* begin PASSAGE *

While some of the philosophy behind it still does seem a little hand-wavy to me, other aspects rang true. There’s a lot I don’t know about it, having just visited their website this morning for the first time, but one thing that struch me was the way in which it analyzed motivation, rather than just behavioral personality. For example, the “Key Motivation” for my type is knowledge. Other types might list beauty, joy, generosity, or truth. The site also includes the following discussion of personality:

The personality has the function of closing us down so that we can feel more defended against a threatening and uncertain world. At one time in our lives, in childhood, this response was adaptive and necessary. We had to identify with whatever qualities we found in ourselves in order to defend ourselves more efficiently and to find our place in the world.

But if we were able to stop identifying with our personality right now, who would we be? What would guide our actions? Who or what would be speaking in us? If, all of a sudden, the “autopilot” that directs many of our actions is no longer in charge, how would we be able to live?


This idea of personality as almost a contrivance of the ego is one that’s always held truth for me, but I’ve also always felt that there was still something fundamental that wasn’t contrived. While Myers-Briggs is an interesting personality inventory, it doesn’t concern itself with the more fundamental things that the Enneagram does. I don’t plan to run out and buy any of their books, but pseudo-spiritualist bullshit or not, what I’ve read so far fits fairly cleanly with other beliefs that I already have, adding a dimension to my ideas about psychology and spirituality.

* end PASSAGE *
* begin INFORMATION PROVIDED *

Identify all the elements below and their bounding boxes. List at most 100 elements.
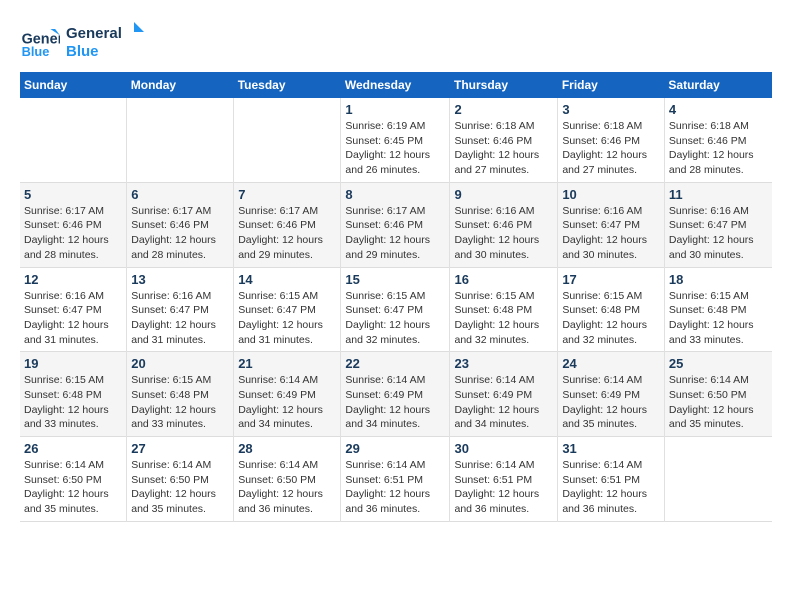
day-number: 16	[454, 272, 553, 287]
calendar-cell: 9Sunrise: 6:16 AM Sunset: 6:46 PM Daylig…	[450, 182, 558, 267]
calendar-cell: 23 Sunrise: 6:14 AM Sunset: 6:49 PM Dayli…	[450, 352, 558, 437]
day-info: Sunrise: 6:15 AM Sunset: 6:48 PM Dayligh…	[562, 289, 660, 348]
calendar-cell: 24Sunrise: 6:14 AM Sunset: 6:49 PM Dayli…	[558, 352, 665, 437]
day-info: Sunrise: 6:15 AM Sunset: 6:48 PM Dayligh…	[454, 289, 553, 348]
calendar-cell	[20, 98, 127, 182]
calendar-cell: 15 Sunrise: 6:15 AM Sunset: 6:47 PM Dayli…	[341, 267, 450, 352]
day-header-friday: Friday	[558, 72, 665, 98]
day-info: Sunrise: 6:14 AM Sunset: 6:51 PM Dayligh…	[454, 458, 553, 517]
day-number: 29	[345, 441, 445, 456]
day-number: 18	[669, 272, 768, 287]
calendar-cell: 13Sunrise: 6:16 AM Sunset: 6:47 PM Dayli…	[127, 267, 234, 352]
day-number: 23	[454, 356, 553, 371]
calendar-cell: 31 Sunrise: 6:14 AM Sunset: 6:51 PM Dayli…	[558, 437, 665, 522]
logo-icon: General Blue	[20, 21, 60, 61]
calendar-cell: 17 Sunrise: 6:15 AM Sunset: 6:48 PM Dayli…	[558, 267, 665, 352]
day-number: 13	[131, 272, 229, 287]
svg-text:Blue: Blue	[22, 44, 50, 59]
page-header: General Blue General Blue	[20, 20, 772, 62]
day-info: Sunrise: 6:18 AM Sunset: 6:46 PM Dayligh…	[454, 119, 553, 178]
svg-text:Blue: Blue	[66, 43, 99, 60]
day-info: Sunrise: 6:15 AM Sunset: 6:48 PM Dayligh…	[131, 373, 229, 432]
calendar-cell: 20 Sunrise: 6:15 AM Sunset: 6:48 PM Dayli…	[127, 352, 234, 437]
calendar-cell: 12 Sunrise: 6:16 AM Sunset: 6:47 PM Dayli…	[20, 267, 127, 352]
day-number: 6	[131, 187, 229, 202]
day-info: Sunrise: 6:14 AM Sunset: 6:50 PM Dayligh…	[238, 458, 336, 517]
day-number: 21	[238, 356, 336, 371]
day-number: 3	[562, 102, 660, 117]
day-info: Sunrise: 6:14 AM Sunset: 6:49 PM Dayligh…	[454, 373, 553, 432]
day-info: Sunrise: 6:16 AM Sunset: 6:47 PM Dayligh…	[562, 204, 660, 263]
calendar-cell: 3 Sunrise: 6:18 AM Sunset: 6:46 PM Daylig…	[558, 98, 665, 182]
week-row-5: 26 Sunrise: 6:14 AM Sunset: 6:50 PM Dayli…	[20, 437, 772, 522]
day-info: Sunrise: 6:17 AM Sunset: 6:46 PM Dayligh…	[131, 204, 229, 263]
day-info: Sunrise: 6:14 AM Sunset: 6:51 PM Dayligh…	[345, 458, 445, 517]
day-number: 7	[238, 187, 336, 202]
calendar-cell: 30 Sunrise: 6:14 AM Sunset: 6:51 PM Dayli…	[450, 437, 558, 522]
day-info: Sunrise: 6:16 AM Sunset: 6:47 PM Dayligh…	[669, 204, 768, 263]
calendar-cell: 4 Sunrise: 6:18 AM Sunset: 6:46 PM Daylig…	[664, 98, 772, 182]
day-info: Sunrise: 6:16 AM Sunset: 6:47 PM Dayligh…	[24, 289, 122, 348]
logo-svg: General Blue	[66, 20, 146, 62]
day-info: Sunrise: 6:14 AM Sunset: 6:50 PM Dayligh…	[669, 373, 768, 432]
day-number: 17	[562, 272, 660, 287]
day-number: 14	[238, 272, 336, 287]
svg-text:General: General	[66, 25, 122, 42]
day-number: 8	[345, 187, 445, 202]
calendar-cell: 29 Sunrise: 6:14 AM Sunset: 6:51 PM Dayli…	[341, 437, 450, 522]
day-info: Sunrise: 6:16 AM Sunset: 6:46 PM Dayligh…	[454, 204, 553, 263]
day-header-wednesday: Wednesday	[341, 72, 450, 98]
day-number: 4	[669, 102, 768, 117]
calendar-cell: 21 Sunrise: 6:14 AM Sunset: 6:49 PM Dayli…	[234, 352, 341, 437]
day-number: 12	[24, 272, 122, 287]
calendar-cell: 1 Sunrise: 6:19 AM Sunset: 6:45 PM Daylig…	[341, 98, 450, 182]
day-number: 30	[454, 441, 553, 456]
day-number: 2	[454, 102, 553, 117]
day-info: Sunrise: 6:14 AM Sunset: 6:51 PM Dayligh…	[562, 458, 660, 517]
day-number: 27	[131, 441, 229, 456]
calendar-cell: 19Sunrise: 6:15 AM Sunset: 6:48 PM Dayli…	[20, 352, 127, 437]
day-number: 26	[24, 441, 122, 456]
day-info: Sunrise: 6:14 AM Sunset: 6:49 PM Dayligh…	[238, 373, 336, 432]
calendar-cell: 18Sunrise: 6:15 AM Sunset: 6:48 PM Dayli…	[664, 267, 772, 352]
week-row-3: 12 Sunrise: 6:16 AM Sunset: 6:47 PM Dayli…	[20, 267, 772, 352]
day-info: Sunrise: 6:15 AM Sunset: 6:47 PM Dayligh…	[345, 289, 445, 348]
calendar-cell: 5Sunrise: 6:17 AM Sunset: 6:46 PM Daylig…	[20, 182, 127, 267]
day-number: 31	[562, 441, 660, 456]
week-row-4: 19Sunrise: 6:15 AM Sunset: 6:48 PM Dayli…	[20, 352, 772, 437]
day-info: Sunrise: 6:18 AM Sunset: 6:46 PM Dayligh…	[669, 119, 768, 178]
calendar-cell: 26 Sunrise: 6:14 AM Sunset: 6:50 PM Dayli…	[20, 437, 127, 522]
day-info: Sunrise: 6:15 AM Sunset: 6:48 PM Dayligh…	[24, 373, 122, 432]
calendar-cell: 2 Sunrise: 6:18 AM Sunset: 6:46 PM Daylig…	[450, 98, 558, 182]
day-number: 5	[24, 187, 122, 202]
calendar-cell: 8 Sunrise: 6:17 AM Sunset: 6:46 PM Daylig…	[341, 182, 450, 267]
calendar-cell: 25Sunrise: 6:14 AM Sunset: 6:50 PM Dayli…	[664, 352, 772, 437]
calendar-cell	[127, 98, 234, 182]
day-number: 1	[345, 102, 445, 117]
day-info: Sunrise: 6:14 AM Sunset: 6:49 PM Dayligh…	[562, 373, 660, 432]
calendar-cell: 28 Sunrise: 6:14 AM Sunset: 6:50 PM Dayli…	[234, 437, 341, 522]
day-header-thursday: Thursday	[450, 72, 558, 98]
calendar-cell: 16 Sunrise: 6:15 AM Sunset: 6:48 PM Dayli…	[450, 267, 558, 352]
day-info: Sunrise: 6:18 AM Sunset: 6:46 PM Dayligh…	[562, 119, 660, 178]
calendar-cell: 10 Sunrise: 6:16 AM Sunset: 6:47 PM Dayli…	[558, 182, 665, 267]
day-number: 15	[345, 272, 445, 287]
day-info: Sunrise: 6:17 AM Sunset: 6:46 PM Dayligh…	[345, 204, 445, 263]
day-info: Sunrise: 6:14 AM Sunset: 6:50 PM Dayligh…	[24, 458, 122, 517]
day-number: 20	[131, 356, 229, 371]
day-number: 28	[238, 441, 336, 456]
day-number: 22	[345, 356, 445, 371]
week-row-1: 1 Sunrise: 6:19 AM Sunset: 6:45 PM Daylig…	[20, 98, 772, 182]
day-info: Sunrise: 6:14 AM Sunset: 6:49 PM Dayligh…	[345, 373, 445, 432]
days-header-row: SundayMondayTuesdayWednesdayThursdayFrid…	[20, 72, 772, 98]
day-number: 11	[669, 187, 768, 202]
calendar-cell: 27 Sunrise: 6:14 AM Sunset: 6:50 PM Dayli…	[127, 437, 234, 522]
day-info: Sunrise: 6:19 AM Sunset: 6:45 PM Dayligh…	[345, 119, 445, 178]
logo: General Blue General Blue	[20, 20, 146, 62]
day-info: Sunrise: 6:15 AM Sunset: 6:47 PM Dayligh…	[238, 289, 336, 348]
day-number: 10	[562, 187, 660, 202]
day-info: Sunrise: 6:17 AM Sunset: 6:46 PM Dayligh…	[238, 204, 336, 263]
calendar-cell	[234, 98, 341, 182]
day-info: Sunrise: 6:14 AM Sunset: 6:50 PM Dayligh…	[131, 458, 229, 517]
day-header-tuesday: Tuesday	[234, 72, 341, 98]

* end INFORMATION PROVIDED *

▶ [WHAT IS ASKED]
1) Which key motivations does the Enneagram passage name, counting both the writer's own and those of other types?
2) According to the Enneagram passage, at what time in our lives was the personality's defensive response adaptive and necessary?

▶ [OUTPUTS]
1) Knowledge, beauty, joy, generosity, truth

2) In childhood.